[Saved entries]
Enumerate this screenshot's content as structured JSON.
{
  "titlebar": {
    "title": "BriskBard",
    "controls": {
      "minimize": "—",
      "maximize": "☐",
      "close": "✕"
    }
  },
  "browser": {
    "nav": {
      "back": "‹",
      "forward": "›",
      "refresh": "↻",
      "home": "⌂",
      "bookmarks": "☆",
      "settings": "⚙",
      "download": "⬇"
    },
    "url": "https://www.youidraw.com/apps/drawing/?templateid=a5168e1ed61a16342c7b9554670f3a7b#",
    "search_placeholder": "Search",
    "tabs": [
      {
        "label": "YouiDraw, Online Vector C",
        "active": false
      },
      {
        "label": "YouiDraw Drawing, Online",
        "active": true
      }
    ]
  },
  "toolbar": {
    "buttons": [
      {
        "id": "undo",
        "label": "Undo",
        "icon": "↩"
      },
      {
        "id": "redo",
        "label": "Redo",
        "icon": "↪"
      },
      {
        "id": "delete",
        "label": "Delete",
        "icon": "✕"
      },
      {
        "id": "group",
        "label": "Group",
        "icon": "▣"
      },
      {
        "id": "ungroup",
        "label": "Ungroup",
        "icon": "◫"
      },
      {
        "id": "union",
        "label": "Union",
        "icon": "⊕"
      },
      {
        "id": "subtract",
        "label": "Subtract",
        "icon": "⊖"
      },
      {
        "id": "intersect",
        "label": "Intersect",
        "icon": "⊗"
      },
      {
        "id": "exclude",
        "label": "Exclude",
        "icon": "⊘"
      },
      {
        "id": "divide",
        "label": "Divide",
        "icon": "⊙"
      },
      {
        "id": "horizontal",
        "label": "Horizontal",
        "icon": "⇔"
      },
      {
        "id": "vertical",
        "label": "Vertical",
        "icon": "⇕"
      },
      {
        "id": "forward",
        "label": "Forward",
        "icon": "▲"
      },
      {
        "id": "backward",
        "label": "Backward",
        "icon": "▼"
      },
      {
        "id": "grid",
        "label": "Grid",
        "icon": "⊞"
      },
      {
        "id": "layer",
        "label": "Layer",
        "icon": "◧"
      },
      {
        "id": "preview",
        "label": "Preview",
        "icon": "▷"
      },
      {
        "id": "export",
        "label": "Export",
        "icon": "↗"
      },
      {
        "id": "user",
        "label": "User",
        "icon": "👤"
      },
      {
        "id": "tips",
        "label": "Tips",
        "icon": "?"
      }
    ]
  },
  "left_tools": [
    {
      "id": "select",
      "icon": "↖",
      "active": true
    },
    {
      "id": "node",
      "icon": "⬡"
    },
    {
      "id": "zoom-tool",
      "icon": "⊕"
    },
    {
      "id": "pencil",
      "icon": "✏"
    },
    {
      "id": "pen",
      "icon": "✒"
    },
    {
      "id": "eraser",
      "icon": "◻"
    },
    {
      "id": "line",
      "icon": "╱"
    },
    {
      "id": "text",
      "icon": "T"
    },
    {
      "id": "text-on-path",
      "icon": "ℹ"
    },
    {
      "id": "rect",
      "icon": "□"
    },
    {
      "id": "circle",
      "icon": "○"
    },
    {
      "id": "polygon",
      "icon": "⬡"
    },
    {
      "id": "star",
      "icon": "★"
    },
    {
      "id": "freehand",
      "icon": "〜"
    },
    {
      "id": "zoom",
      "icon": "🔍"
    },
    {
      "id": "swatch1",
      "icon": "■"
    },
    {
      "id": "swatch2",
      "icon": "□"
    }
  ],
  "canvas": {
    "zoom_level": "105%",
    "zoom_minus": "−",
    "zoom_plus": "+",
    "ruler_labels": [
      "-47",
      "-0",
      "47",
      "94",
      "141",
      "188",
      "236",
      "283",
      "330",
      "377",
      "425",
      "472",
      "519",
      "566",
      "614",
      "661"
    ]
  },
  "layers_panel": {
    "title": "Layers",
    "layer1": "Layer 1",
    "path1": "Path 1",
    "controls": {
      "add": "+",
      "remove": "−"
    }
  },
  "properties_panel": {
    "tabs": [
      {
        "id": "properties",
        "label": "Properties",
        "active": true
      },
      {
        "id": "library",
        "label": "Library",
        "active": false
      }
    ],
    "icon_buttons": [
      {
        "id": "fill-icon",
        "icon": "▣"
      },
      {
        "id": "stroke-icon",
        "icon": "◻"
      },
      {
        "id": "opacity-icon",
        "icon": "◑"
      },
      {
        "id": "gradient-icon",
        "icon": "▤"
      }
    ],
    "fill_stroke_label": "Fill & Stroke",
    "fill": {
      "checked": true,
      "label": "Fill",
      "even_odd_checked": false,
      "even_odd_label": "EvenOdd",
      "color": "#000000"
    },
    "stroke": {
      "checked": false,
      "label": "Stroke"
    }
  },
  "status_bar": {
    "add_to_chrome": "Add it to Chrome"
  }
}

• STATED EXERCISE: Every entry should be output exactly as written, please.

• FINISHED EXERCISE:
Enumerate this screenshot's content as structured JSON.
{
  "titlebar": {
    "title": "BriskBard",
    "controls": {
      "minimize": "—",
      "maximize": "☐",
      "close": "✕"
    }
  },
  "browser": {
    "nav": {
      "back": "‹",
      "forward": "›",
      "refresh": "↻",
      "home": "⌂",
      "bookmarks": "☆",
      "settings": "⚙",
      "download": "⬇"
    },
    "url": "https://www.youidraw.com/apps/drawing/?templateid=a5168e1ed61a16342c7b9554670f3a7b#",
    "search_placeholder": "Search",
    "tabs": [
      {
        "label": "YouiDraw, Online Vector C",
        "active": false
      },
      {
        "label": "YouiDraw Drawing, Online",
        "active": true
      }
    ]
  },
  "toolbar": {
    "buttons": [
      {
        "id": "undo",
        "label": "Undo",
        "icon": "↩"
      },
      {
        "id": "redo",
        "label": "Redo",
        "icon": "↪"
      },
      {
        "id": "delete",
        "label": "Delete",
        "icon": "✕"
      },
      {
        "id": "group",
        "label": "Group",
        "icon": "▣"
      },
      {
        "id": "ungroup",
        "label": "Ungroup",
        "icon": "◫"
      },
      {
        "id": "union",
        "label": "Union",
        "icon": "⊕"
      },
      {
        "id": "subtract",
        "label": "Subtract",
        "icon": "⊖"
      },
      {
        "id": "intersect",
        "label": "Intersect",
        "icon": "⊗"
      },
      {
        "id": "exclude",
        "label": "Exclude",
        "icon": "⊘"
      },
      {
        "id": "divide",
        "label": "Divide",
        "icon": "⊙"
      },
      {
        "id": "horizontal",
        "label": "Horizontal",
        "icon": "⇔"
      },
      {
        "id": "vertical",
        "label": "Vertical",
        "icon": "⇕"
      },
      {
        "id": "forward",
        "label": "Forward",
        "icon": "▲"
      },
      {
        "id": "backward",
        "label": "Backward",
        "icon": "▼"
      },
      {
        "id": "grid",
        "label": "Grid",
        "icon": "⊞"
      },
      {
        "id": "layer",
        "label": "Layer",
        "icon": "◧"
      },
      {
        "id": "preview",
        "label": "Preview",
        "icon": "▷"
      },
      {
        "id": "export",
        "label": "Export",
        "icon": "↗"
      },
      {
        "id": "user",
        "label": "User",
        "icon": "👤"
      },
      {
        "id": "tips",
        "label": "Tips",
        "icon": "?"
      }
    ]
  },
  "left_tools": [
    {
      "id": "select",
      "icon": "↖",
      "active": true
    },
    {
      "id": "node",
      "icon": "⬡"
    },
    {
      "id": "zoom-tool",
      "icon": "⊕"
    },
    {
      "id": "pencil",
      "icon": "✏"
    },
    {
      "id": "pen",
      "icon": "✒"
    },
    {
      "id": "eraser",
      "icon": "◻"
    },
    {
      "id": "line",
      "icon": "╱"
    },
    {
      "id": "text",
      "icon": "T"
    },
    {
      "id": "text-on-path",
      "icon": "ℹ"
    },
    {
      "id": "rect",
      "icon": "□"
    },
    {
      "id": "circle",
      "icon": "○"
    },
    {
      "id": "polygon",
      "icon": "⬡"
    },
    {
      "id": "star",
      "icon": "★"
    },
    {
      "id": "freehand",
      "icon": "〜"
    },
    {
      "id": "zoom",
      "icon": "🔍"
    },
    {
      "id": "swatch1",
      "icon": "■"
    },
    {
      "id": "swatch2",
      "icon": "□"
    }
  ],
  "canvas": {
    "zoom_level": "105%",
    "zoom_minus": "−",
    "zoom_plus": "+",
    "ruler_labels": [
      "-47",
      "-0",
      "47",
      "94",
      "141",
      "188",
      "236",
      "283",
      "330",
      "377",
      "425",
      "472",
      "519",
      "566",
      "614",
      "661"
    ]
  },
  "layers_panel": {
    "title": "Layers",
    "layer1": "Layer 1",
    "path1": "Path 1",
    "controls": {
      "add": "+",
      "remove": "−"
    }
  },
  "properties_panel": {
    "tabs": [
      {
        "id": "properties",
        "label": "Properties",
        "active": true
      },
      {
        "id": "library",
        "label": "Library",
        "active": false
      }
    ],
    "icon_buttons": [
      {
        "id": "fill-icon",
        "icon": "▣"
      },
      {
        "id": "stroke-icon",
        "icon": "◻"
      },
      {
        "id": "opacity-icon",
        "icon": "◑"
      },
      {
        "id": "gradient-icon",
        "icon": "▤"
      }
    ],
    "fill_stroke_label": "Fill & Stroke",
    "fill": {
      "checked": true,
      "label": "Fill",
      "even_odd_checked": false,
      "even_odd_label": "EvenOdd",
      "color": "#000000"
    },
    "stroke": {
      "checked": false,
      "label": "Stroke"
    }
  },
  "status_bar": {
    "add_to_chrome": "Add it to Chrome"
  }
}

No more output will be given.